-- Start Data records --

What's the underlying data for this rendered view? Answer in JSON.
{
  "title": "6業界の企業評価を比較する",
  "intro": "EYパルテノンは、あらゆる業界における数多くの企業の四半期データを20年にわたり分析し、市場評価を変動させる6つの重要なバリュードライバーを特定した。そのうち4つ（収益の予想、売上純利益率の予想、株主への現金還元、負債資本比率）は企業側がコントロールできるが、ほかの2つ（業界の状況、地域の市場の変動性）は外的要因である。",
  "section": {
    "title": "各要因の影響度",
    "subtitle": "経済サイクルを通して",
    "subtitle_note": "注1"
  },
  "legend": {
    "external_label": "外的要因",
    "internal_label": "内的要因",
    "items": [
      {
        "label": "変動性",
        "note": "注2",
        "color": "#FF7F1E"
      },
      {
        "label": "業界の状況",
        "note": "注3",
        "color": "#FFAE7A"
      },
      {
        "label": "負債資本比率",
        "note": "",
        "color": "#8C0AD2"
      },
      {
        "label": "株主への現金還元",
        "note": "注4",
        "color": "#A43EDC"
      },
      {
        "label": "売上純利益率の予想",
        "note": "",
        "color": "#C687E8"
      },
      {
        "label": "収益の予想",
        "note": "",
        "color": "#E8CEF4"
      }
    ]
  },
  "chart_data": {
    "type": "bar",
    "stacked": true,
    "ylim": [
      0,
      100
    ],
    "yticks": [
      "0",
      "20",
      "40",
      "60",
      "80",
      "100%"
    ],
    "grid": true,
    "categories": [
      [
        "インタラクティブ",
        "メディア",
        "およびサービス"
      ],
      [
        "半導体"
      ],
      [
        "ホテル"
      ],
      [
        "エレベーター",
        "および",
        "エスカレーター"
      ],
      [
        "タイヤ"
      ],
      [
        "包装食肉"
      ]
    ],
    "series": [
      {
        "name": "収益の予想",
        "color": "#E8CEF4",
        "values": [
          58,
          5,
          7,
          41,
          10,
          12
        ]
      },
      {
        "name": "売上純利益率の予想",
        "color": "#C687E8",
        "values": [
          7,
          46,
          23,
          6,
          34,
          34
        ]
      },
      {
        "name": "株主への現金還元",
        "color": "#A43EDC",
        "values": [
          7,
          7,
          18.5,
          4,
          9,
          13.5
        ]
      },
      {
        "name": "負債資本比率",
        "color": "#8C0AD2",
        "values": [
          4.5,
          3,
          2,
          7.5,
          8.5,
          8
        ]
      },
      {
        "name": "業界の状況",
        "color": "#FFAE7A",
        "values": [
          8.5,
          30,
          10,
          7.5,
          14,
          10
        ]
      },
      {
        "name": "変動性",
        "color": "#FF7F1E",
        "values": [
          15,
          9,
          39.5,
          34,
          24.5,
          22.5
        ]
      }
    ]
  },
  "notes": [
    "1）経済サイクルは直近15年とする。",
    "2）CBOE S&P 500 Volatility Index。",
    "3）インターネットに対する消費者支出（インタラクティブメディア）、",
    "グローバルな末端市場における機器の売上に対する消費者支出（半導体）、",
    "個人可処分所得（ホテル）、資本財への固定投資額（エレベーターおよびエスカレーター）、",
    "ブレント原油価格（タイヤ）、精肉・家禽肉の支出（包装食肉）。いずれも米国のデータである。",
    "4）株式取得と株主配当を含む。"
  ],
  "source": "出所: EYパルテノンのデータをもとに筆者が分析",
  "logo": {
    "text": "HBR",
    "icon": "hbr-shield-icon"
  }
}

-- End Data records --

• [Written instruction] The entries above must be returned exactly.

• [Solved problem]
What's the underlying data for this rendered view? Answer in JSON.
{
  "title": "6業界の企業評価を比較する",
  "intro": "EYパルテノンは、あらゆる業界における数多くの企業の四半期データを20年にわたり分析し、市場評価を変動させる6つの重要なバリュードライバーを特定した。そのうち4つ（収益の予想、売上純利益率の予想、株主への現金還元、負債資本比率）は企業側がコントロールできるが、ほかの2つ（業界の状況、地域の市場の変動性）は外的要因である。",
  "section": {
    "title": "各要因の影響度",
    "subtitle": "経済サイクルを通して",
    "subtitle_note": "注1"
  },
  "legend": {
    "external_label": "外的要因",
    "internal_label": "内的要因",
    "items": [
      {
        "label": "変動性",
        "note": "注2",
        "color": "#FF7F1E"
      },
      {
        "label": "業界の状況",
        "note": "注3",
        "color": "#FFAE7A"
      },
      {
        "label": "負債資本比率",
        "note": "",
        "color": "#8C0AD2"
      },
      {
        "label": "株主への現金還元",
        "note": "注4",
        "color": "#A43EDC"
      },
      {
        "label": "売上純利益率の予想",
        "note": "",
        "color": "#C687E8"
      },
      {
        "label": "収益の予想",
        "note": "",
        "color": "#E8CEF4"
      }
    ]
  },
  "chart_data": {
    "type": "bar",
    "stacked": true,
    "ylim": [
      0,
      100
    ],
    "yticks": [
      "0",
      "20",
      "40",
      "60",
      "80",
      "100%"
    ],
    "grid": true,
    "categories": [
      [
        "インタラクティブ",
        "メディア",
        "およびサービス"
      ],
      [
        "半導体"
      ],
      [
        "ホテル"
      ],
      [
        "エレベーター",
        "および",
        "エスカレーター"
      ],
      [
        "タイヤ"
      ],
      [
        "包装食肉"
      ]
    ],
    "series": [
      {
        "name": "収益の予想",
        "color": "#E8CEF4",
        "values": [
          58,
          5,
          7,
          41,
          10,
          12
        ]
      },
      {
        "name": "売上純利益率の予想",
        "color": "#C687E8",
        "values": [
          7,
          46,
          23,
          6,
          34,
          34
        ]
      },
      {
        "name": "株主への現金還元",
        "color": "#A43EDC",
        "values": [
          7,
          7,
          18.5,
          4,
          9,
          13.5
        ]
      },
      {
        "name": "負債資本比率",
        "color": "#8C0AD2",
        "values": [
          4.5,
          3,
          2,
          7.5,
          8.5,
          8
        ]
      },
      {
        "name": "業界の状況",
        "color": "#FFAE7A",
        "values": [
          8.5,
          30,
          10,
          7.5,
          14,
          10
        ]
      },
      {
        "name": "変動性",
        "color": "#FF7F1E",
        "values": [
          15,
          9,
          39.5,
          34,
          24.5,
          22.5
        ]
      }
    ]
  },
  "notes": [
    "1）経済サイクルは直近15年とする。",
    "2）CBOE S&P 500 Volatility Index。",
    "3）インターネットに対する消費者支出（インタラクティブメディア）、",
    "グローバルな末端市場における機器の売上に対する消費者支出（半導体）、",
    "個人可処分所得（ホテル）、資本財への固定投資額（エレベーターおよびエスカレーター）、",
    "ブレント原油価格（タイヤ）、精肉・家禽肉の支出（包装食肉）。いずれも米国のデータである。",
    "4）株式取得と株主配当を含む。"
  ],
  "source": "出所: EYパルテノンのデータをもとに筆者が分析",
  "logo": {
    "text": "HBR",
    "icon": "hbr-shield-icon"
  }
}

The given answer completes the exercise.